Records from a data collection
::::::::
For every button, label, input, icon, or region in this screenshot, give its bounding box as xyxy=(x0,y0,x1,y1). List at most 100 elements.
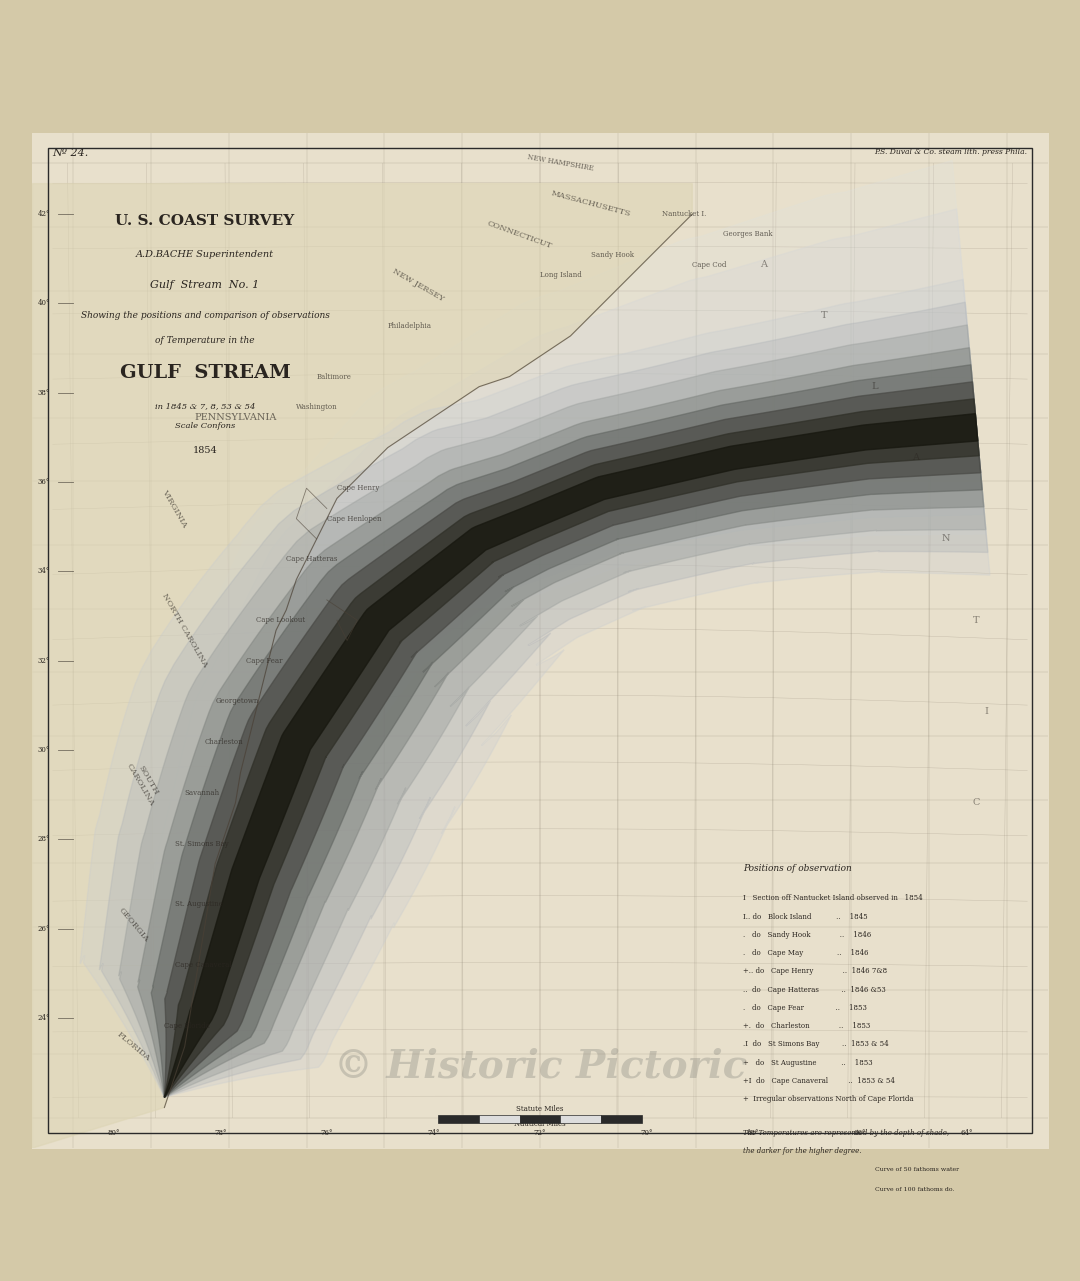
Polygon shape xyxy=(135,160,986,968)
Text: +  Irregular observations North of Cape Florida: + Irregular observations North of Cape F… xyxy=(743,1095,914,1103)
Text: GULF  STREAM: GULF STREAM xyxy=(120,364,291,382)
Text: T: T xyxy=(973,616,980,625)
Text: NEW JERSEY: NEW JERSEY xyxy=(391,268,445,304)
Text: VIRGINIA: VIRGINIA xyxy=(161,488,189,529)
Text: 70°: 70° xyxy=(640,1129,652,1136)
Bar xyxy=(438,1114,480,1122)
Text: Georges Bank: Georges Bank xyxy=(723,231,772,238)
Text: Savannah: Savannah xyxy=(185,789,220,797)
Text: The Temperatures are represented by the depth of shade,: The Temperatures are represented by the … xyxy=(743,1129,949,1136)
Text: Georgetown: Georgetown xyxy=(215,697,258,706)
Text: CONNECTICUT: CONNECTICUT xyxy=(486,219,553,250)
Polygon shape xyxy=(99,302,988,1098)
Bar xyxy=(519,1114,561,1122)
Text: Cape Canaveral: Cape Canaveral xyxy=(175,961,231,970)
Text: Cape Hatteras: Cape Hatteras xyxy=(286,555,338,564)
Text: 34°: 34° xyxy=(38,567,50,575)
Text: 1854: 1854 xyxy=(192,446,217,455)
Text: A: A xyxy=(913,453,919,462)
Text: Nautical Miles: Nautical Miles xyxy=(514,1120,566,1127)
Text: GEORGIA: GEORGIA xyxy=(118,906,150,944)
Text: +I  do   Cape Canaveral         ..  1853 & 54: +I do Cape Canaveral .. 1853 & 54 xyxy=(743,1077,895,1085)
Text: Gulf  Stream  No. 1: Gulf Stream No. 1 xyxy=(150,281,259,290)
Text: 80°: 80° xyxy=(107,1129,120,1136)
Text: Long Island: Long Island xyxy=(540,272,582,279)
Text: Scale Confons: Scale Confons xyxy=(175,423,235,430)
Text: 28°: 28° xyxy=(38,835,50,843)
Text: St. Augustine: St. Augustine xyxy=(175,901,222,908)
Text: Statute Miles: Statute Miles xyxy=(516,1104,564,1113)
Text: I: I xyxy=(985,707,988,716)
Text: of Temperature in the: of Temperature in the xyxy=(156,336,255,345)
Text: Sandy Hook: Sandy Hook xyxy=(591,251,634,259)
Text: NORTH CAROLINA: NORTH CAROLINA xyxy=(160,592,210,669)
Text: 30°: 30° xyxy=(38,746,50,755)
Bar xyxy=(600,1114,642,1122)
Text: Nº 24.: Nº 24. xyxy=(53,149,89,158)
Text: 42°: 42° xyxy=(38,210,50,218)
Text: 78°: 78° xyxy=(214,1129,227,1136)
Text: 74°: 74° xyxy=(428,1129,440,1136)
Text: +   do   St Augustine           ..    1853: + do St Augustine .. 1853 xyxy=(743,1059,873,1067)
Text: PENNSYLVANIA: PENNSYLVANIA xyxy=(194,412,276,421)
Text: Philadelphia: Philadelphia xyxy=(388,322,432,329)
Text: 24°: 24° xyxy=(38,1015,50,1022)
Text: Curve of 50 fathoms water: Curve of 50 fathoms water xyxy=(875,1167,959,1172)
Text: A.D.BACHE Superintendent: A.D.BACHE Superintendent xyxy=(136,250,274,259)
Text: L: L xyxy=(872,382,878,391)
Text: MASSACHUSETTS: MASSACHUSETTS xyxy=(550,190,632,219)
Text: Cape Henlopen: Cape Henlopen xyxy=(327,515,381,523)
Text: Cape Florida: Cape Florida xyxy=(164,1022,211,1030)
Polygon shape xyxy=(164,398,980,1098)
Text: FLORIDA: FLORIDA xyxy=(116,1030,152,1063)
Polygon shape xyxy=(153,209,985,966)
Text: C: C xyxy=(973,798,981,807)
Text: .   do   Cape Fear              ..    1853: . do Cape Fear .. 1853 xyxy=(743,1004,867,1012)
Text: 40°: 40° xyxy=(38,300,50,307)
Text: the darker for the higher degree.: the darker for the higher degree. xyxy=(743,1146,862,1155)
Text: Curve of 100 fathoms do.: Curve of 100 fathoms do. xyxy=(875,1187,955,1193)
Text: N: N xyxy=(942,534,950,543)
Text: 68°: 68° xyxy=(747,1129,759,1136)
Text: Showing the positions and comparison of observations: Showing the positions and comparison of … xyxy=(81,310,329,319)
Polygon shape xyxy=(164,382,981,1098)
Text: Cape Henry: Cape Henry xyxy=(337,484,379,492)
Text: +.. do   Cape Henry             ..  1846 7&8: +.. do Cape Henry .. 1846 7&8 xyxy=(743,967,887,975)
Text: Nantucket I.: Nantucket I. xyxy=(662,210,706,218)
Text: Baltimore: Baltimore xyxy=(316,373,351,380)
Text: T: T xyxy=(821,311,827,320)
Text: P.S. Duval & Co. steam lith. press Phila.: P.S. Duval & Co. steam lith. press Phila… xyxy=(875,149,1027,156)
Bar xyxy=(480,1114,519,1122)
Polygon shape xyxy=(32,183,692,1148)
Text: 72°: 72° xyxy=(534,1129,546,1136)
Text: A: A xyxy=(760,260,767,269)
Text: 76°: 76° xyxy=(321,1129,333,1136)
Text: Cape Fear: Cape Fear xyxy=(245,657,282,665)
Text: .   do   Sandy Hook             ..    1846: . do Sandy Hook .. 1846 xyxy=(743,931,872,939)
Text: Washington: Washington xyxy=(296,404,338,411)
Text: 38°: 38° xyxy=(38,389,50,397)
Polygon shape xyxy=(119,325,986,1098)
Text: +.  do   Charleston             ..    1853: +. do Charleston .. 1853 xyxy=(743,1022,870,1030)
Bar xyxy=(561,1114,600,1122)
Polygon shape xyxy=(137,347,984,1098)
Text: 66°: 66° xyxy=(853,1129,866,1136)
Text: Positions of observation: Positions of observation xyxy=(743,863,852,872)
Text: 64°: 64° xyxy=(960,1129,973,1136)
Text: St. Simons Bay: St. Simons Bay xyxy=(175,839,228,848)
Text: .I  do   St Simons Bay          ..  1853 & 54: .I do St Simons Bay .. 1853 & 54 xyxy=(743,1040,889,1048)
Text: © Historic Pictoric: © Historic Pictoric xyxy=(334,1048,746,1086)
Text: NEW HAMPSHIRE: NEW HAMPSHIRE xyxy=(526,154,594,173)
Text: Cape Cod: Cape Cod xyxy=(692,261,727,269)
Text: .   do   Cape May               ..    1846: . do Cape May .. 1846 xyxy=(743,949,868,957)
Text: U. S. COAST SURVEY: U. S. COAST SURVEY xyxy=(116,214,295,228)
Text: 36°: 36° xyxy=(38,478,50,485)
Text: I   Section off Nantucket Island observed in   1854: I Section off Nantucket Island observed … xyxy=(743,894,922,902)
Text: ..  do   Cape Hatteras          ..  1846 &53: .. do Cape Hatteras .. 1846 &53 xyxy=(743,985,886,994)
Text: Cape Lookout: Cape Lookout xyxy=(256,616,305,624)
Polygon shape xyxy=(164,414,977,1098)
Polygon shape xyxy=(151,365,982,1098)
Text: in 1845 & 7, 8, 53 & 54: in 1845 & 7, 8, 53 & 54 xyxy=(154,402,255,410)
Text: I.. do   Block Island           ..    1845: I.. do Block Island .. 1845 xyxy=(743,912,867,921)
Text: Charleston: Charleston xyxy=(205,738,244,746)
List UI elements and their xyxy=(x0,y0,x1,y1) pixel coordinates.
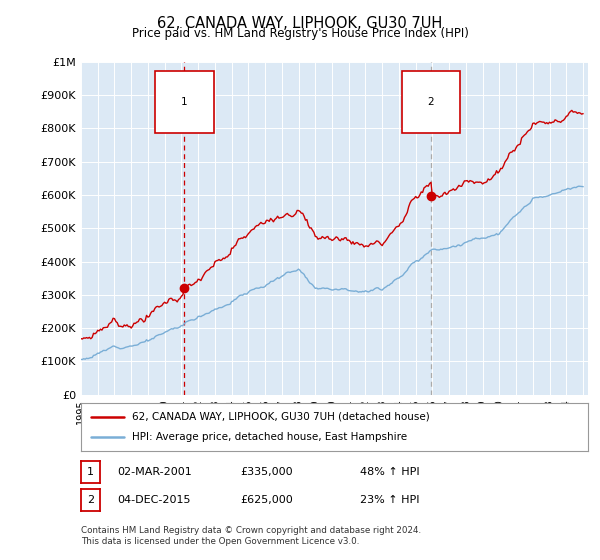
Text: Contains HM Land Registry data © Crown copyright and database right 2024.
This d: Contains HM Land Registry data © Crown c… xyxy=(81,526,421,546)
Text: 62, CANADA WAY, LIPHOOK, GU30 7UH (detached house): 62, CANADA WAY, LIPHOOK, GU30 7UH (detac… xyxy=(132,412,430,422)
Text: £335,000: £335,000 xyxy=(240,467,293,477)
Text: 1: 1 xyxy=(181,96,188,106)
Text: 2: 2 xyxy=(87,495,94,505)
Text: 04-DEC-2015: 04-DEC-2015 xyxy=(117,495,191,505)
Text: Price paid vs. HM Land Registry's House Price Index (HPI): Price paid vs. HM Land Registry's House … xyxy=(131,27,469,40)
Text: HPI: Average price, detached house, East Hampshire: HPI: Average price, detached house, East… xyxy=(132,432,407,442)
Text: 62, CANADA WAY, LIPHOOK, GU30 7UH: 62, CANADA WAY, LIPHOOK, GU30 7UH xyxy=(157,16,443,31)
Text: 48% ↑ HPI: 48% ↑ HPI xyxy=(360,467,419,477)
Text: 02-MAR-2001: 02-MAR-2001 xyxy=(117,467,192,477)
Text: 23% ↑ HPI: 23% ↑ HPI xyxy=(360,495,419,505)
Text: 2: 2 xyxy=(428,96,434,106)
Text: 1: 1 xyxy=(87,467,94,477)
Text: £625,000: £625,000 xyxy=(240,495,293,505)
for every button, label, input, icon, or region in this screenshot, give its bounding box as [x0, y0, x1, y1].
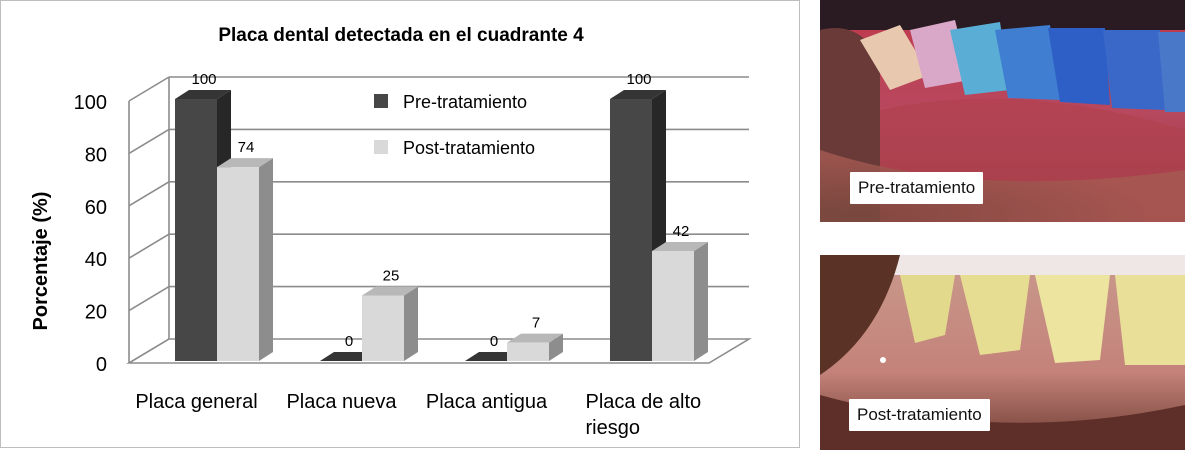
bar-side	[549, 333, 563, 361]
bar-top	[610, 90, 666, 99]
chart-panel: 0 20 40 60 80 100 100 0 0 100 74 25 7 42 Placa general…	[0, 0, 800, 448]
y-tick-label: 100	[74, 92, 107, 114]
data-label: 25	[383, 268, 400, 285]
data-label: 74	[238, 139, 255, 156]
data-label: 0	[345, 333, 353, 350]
::::::::
» GIVEN EXERCISE:
Find each line above that contains the word "CANADA". Copy those lines out in full.

» EXERCISE OUTPUT:
Text: 62, CANADA WAY, LIPHOOK, GU30 7UH (detached house): 62, CANADA WAY, LIPHOOK, GU30 7UH (detac… xyxy=(132,412,430,422)
Text: 62, CANADA WAY, LIPHOOK, GU30 7UH: 62, CANADA WAY, LIPHOOK, GU30 7UH xyxy=(157,16,443,31)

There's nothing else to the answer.